Dataset records
[start]

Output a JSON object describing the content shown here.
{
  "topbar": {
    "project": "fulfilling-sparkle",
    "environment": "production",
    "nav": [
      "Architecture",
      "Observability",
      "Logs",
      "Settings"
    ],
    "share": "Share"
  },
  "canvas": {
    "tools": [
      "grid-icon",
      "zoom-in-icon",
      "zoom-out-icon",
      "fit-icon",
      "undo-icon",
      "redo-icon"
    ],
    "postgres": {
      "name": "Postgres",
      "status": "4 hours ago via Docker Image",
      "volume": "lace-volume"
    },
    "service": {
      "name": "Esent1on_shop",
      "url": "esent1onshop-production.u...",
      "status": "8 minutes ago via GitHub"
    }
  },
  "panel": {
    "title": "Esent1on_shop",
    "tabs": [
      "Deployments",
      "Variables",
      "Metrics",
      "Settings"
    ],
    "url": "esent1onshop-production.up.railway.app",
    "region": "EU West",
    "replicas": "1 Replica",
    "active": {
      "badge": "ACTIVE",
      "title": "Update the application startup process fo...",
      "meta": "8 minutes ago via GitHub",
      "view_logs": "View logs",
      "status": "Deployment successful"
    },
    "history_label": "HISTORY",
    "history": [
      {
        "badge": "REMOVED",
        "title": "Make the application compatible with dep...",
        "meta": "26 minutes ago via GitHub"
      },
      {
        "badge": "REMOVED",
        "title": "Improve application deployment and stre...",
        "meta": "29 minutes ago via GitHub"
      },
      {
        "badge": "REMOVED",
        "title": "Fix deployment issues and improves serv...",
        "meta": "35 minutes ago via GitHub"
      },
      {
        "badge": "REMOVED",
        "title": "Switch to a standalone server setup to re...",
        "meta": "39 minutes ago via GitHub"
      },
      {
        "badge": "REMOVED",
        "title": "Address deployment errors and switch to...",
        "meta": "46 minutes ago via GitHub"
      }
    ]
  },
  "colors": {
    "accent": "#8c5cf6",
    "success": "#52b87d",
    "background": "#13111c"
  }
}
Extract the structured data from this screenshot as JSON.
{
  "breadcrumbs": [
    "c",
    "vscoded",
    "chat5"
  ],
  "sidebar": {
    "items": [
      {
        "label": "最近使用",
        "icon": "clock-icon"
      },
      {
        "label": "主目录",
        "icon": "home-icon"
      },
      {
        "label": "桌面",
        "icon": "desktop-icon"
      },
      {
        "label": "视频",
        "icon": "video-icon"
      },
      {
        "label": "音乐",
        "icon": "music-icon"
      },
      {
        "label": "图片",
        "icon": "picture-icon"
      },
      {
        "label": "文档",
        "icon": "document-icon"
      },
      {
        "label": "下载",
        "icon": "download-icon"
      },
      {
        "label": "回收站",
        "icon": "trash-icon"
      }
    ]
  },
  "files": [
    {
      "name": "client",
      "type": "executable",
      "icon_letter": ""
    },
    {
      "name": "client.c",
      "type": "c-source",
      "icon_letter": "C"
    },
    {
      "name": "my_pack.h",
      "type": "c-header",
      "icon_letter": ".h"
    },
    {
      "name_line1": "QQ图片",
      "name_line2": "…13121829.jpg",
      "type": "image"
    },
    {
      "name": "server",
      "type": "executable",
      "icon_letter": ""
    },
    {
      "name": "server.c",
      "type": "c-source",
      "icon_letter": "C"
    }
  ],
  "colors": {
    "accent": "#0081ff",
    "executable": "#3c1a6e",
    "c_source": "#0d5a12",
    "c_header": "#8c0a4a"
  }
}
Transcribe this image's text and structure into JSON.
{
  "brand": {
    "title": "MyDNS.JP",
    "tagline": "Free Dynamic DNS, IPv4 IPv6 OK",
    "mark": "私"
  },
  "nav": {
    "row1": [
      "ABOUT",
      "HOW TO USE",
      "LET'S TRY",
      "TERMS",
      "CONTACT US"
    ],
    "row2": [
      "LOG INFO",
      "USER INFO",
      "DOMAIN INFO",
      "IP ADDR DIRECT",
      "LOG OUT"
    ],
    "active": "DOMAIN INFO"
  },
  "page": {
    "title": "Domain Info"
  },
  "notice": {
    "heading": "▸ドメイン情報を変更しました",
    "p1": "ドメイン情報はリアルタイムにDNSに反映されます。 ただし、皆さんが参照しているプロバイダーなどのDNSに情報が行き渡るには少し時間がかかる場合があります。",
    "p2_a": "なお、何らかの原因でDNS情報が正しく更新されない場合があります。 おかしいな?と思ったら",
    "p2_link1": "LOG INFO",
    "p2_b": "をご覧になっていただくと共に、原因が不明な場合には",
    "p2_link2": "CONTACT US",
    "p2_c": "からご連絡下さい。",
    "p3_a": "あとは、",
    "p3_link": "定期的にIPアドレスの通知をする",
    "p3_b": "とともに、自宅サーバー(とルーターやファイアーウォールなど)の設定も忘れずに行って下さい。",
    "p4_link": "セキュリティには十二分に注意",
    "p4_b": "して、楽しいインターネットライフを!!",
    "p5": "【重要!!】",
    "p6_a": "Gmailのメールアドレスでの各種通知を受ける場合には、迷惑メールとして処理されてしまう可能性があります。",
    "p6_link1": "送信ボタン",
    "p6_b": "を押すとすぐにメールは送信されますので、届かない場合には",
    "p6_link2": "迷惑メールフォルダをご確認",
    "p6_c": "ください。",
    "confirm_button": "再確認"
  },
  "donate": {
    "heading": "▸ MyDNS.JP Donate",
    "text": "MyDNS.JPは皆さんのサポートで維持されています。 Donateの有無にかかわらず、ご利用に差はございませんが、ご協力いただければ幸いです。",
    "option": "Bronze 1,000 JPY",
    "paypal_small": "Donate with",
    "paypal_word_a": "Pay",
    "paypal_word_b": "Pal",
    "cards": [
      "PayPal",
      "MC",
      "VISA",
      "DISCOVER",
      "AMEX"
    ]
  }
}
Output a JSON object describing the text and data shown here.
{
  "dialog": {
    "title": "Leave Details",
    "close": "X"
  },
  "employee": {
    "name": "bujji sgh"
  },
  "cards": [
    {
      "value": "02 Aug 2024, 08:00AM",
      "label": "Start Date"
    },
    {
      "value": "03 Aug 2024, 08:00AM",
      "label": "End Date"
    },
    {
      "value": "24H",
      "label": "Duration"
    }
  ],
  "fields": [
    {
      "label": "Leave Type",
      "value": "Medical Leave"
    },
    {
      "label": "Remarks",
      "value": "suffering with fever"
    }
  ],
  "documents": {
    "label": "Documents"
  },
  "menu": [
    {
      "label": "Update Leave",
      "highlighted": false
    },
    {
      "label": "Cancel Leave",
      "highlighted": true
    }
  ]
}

[end]

▸ **Short problem**
Copy out all of the lines above exactly.

▸ **Solution below**
Output a JSON object describing the content shown here.
{
  "topbar": {
    "project": "fulfilling-sparkle",
    "environment": "production",
    "nav": [
      "Architecture",
      "Observability",
      "Logs",
      "Settings"
    ],
    "share": "Share"
  },
  "canvas": {
    "tools": [
      "grid-icon",
      "zoom-in-icon",
      "zoom-out-icon",
      "fit-icon",
      "undo-icon",
      "redo-icon"
    ],
    "postgres": {
      "name": "Postgres",
      "status": "4 hours ago via Docker Image",
      "volume": "lace-volume"
    },
    "service": {
      "name": "Esent1on_shop",
      "url": "esent1onshop-production.u...",
      "status": "8 minutes ago via GitHub"
    }
  },
  "panel": {
    "title": "Esent1on_shop",
    "tabs": [
      "Deployments",
      "Variables",
      "Metrics",
      "Settings"
    ],
    "url": "esent1onshop-production.up.railway.app",
    "region": "EU West",
    "replicas": "1 Replica",
    "active": {
      "badge": "ACTIVE",
      "title": "Update the application startup process fo...",
      "meta": "8 minutes ago via GitHub",
      "view_logs": "View logs",
      "status": "Deployment successful"
    },
    "history_label": "HISTORY",
    "history": [
      {
        "badge": "REMOVED",
        "title": "Make the application compatible with dep...",
        "meta": "26 minutes ago via GitHub"
      },
      {
        "badge": "REMOVED",
        "title": "Improve application deployment and stre...",
        "meta": "29 minutes ago via GitHub"
      },
      {
        "badge": "REMOVED",
        "title": "Fix deployment issues and improves serv...",
        "meta": "35 minutes ago via GitHub"
      },
      {
        "badge": "REMOVED",
        "title": "Switch to a standalone server setup to re...",
        "meta": "39 minutes ago via GitHub"
      },
      {
        "badge": "REMOVED",
        "title": "Address deployment errors and switch to...",
        "meta": "46 minutes ago via GitHub"
      }
    ]
  },
  "colors": {
    "accent": "#8c5cf6",
    "success": "#52b87d",
    "background": "#13111c"
  }
}
Extract the structured data from this screenshot as JSON.
{
  "breadcrumbs": [
    "c",
    "vscoded",
    "chat5"
  ],
  "sidebar": {
    "items": [
      {
        "label": "最近使用",
        "icon": "clock-icon"
      },
      {
        "label": "主目录",
        "icon": "home-icon"
      },
      {
        "label": "桌面",
        "icon": "desktop-icon"
      },
      {
        "label": "视频",
        "icon": "video-icon"
      },
      {
        "label": "音乐",
        "icon": "music-icon"
      },
      {
        "label": "图片",
        "icon": "picture-icon"
      },
      {
        "label": "文档",
        "icon": "document-icon"
      },
      {
        "label": "下载",
        "icon": "download-icon"
      },
      {
        "label": "回收站",
        "icon": "trash-icon"
      }
    ]
  },
  "files": [
    {
      "name": "client",
      "type": "executable",
      "icon_letter": ""
    },
    {
      "name": "client.c",
      "type": "c-source",
      "icon_letter": "C"
    },
    {
      "name": "my_pack.h",
      "type": "c-header",
      "icon_letter": ".h"
    },
    {
      "name_line1": "QQ图片",
      "name_line2": "…13121829.jpg",
      "type": "image"
    },
    {
      "name": "server",
      "type": "executable",
      "icon_letter": ""
    },
    {
      "name": "server.c",
      "type": "c-source",
      "icon_letter": "C"
    }
  ],
  "colors": {
    "accent": "#0081ff",
    "executable": "#3c1a6e",
    "c_source": "#0d5a12",
    "c_header": "#8c0a4a"
  }
}
Transcribe this image's text and structure into JSON.
{
  "brand": {
    "title": "MyDNS.JP",
    "tagline": "Free Dynamic DNS, IPv4 IPv6 OK",
    "mark": "私"
  },
  "nav": {
    "row1": [
      "ABOUT",
      "HOW TO USE",
      "LET'S TRY",
      "TERMS",
      "CONTACT US"
    ],
    "row2": [
      "LOG INFO",
      "USER INFO",
      "DOMAIN INFO",
      "IP ADDR DIRECT",
      "LOG OUT"
    ],
    "active": "DOMAIN INFO"
  },
  "page": {
    "title": "Domain Info"
  },
  "notice": {
    "heading": "▸ドメイン情報を変更しました",
    "p1": "ドメイン情報はリアルタイムにDNSに反映されます。 ただし、皆さんが参照しているプロバイダーなどのDNSに情報が行き渡るには少し時間がかかる場合があります。",
    "p2_a": "なお、何らかの原因でDNS情報が正しく更新されない場合があります。 おかしいな?と思ったら",
    "p2_link1": "LOG INFO",
    "p2_b": "をご覧になっていただくと共に、原因が不明な場合には",
    "p2_link2": "CONTACT US",
    "p2_c": "からご連絡下さい。",
    "p3_a": "あとは、",
    "p3_link": "定期的にIPアドレスの通知をする",
    "p3_b": "とともに、自宅サーバー(とルーターやファイアーウォールなど)の設定も忘れずに行って下さい。",
    "p4_link": "セキュリティには十二分に注意",
    "p4_b": "して、楽しいインターネットライフを!!",
    "p5": "【重要!!】",
    "p6_a": "Gmailのメールアドレスでの各種通知を受ける場合には、迷惑メールとして処理されてしまう可能性があります。",
    "p6_link1": "送信ボタン",
    "p6_b": "を押すとすぐにメールは送信されますので、届かない場合には",
    "p6_link2": "迷惑メールフォルダをご確認",
    "p6_c": "ください。",
    "confirm_button": "再確認"
  },
  "donate": {
    "heading": "▸ MyDNS.JP Donate",
    "text": "MyDNS.JPは皆さんのサポートで維持されています。 Donateの有無にかかわらず、ご利用に差はございませんが、ご協力いただければ幸いです。",
    "option": "Bronze 1,000 JPY",
    "paypal_small": "Donate with",
    "paypal_word_a": "Pay",
    "paypal_word_b": "Pal",
    "cards": [
      "PayPal",
      "MC",
      "VISA",
      "DISCOVER",
      "AMEX"
    ]
  }
}
Output a JSON object describing the text and data shown here.
{
  "dialog": {
    "title": "Leave Details",
    "close": "X"
  },
  "employee": {
    "name": "bujji sgh"
  },
  "cards": [
    {
      "value": "02 Aug 2024, 08:00AM",
      "label": "Start Date"
    },
    {
      "value": "03 Aug 2024, 08:00AM",
      "label": "End Date"
    },
    {
      "value": "24H",
      "label": "Duration"
    }
  ],
  "fields": [
    {
      "label": "Leave Type",
      "value": "Medical Leave"
    },
    {
      "label": "Remarks",
      "value": "suffering with fever"
    }
  ],
  "documents": {
    "label": "Documents"
  },
  "menu": [
    {
      "label": "Update Leave",
      "highlighted": false
    },
    {
      "label": "Cancel Leave",
      "highlighted": true
    }
  ]
}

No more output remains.